- Short problem -
Reproduce the records verbatim from their first line through the line containing "10.5V annotation box [66,88,108,102]", including that line.

*****

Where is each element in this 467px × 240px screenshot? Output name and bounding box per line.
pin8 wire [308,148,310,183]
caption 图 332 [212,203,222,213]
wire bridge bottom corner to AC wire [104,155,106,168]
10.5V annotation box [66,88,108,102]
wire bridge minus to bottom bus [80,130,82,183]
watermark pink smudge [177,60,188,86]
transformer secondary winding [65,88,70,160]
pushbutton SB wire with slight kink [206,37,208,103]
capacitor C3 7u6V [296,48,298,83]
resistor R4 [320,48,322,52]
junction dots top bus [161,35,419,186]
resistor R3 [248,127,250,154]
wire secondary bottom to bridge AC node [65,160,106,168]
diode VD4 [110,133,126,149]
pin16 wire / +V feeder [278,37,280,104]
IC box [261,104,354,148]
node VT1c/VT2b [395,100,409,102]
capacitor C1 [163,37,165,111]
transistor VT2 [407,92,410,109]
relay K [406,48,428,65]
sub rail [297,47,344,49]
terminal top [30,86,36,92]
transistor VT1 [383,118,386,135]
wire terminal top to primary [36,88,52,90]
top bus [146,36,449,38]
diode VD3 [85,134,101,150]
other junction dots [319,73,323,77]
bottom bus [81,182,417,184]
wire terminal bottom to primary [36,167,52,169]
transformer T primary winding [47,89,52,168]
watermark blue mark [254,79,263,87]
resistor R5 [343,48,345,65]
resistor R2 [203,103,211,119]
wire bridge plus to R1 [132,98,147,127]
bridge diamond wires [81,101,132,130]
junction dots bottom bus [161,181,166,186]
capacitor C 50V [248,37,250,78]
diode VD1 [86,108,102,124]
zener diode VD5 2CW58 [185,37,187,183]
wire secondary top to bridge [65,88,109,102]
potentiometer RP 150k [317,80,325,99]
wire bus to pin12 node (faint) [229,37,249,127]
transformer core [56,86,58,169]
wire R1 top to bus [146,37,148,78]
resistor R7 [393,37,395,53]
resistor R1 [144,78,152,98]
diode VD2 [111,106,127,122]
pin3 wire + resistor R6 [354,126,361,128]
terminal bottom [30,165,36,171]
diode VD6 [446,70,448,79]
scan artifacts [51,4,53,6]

*****

- Expected output -
Where is each element in this 467px × 240px screenshot? Output name and bounding box per line.
pin8 wire [308,148,310,183]
caption 图 332 [212,203,222,213]
wire bridge bottom corner to AC wire [104,155,106,168]
10.5V annotation box [66,88,108,102]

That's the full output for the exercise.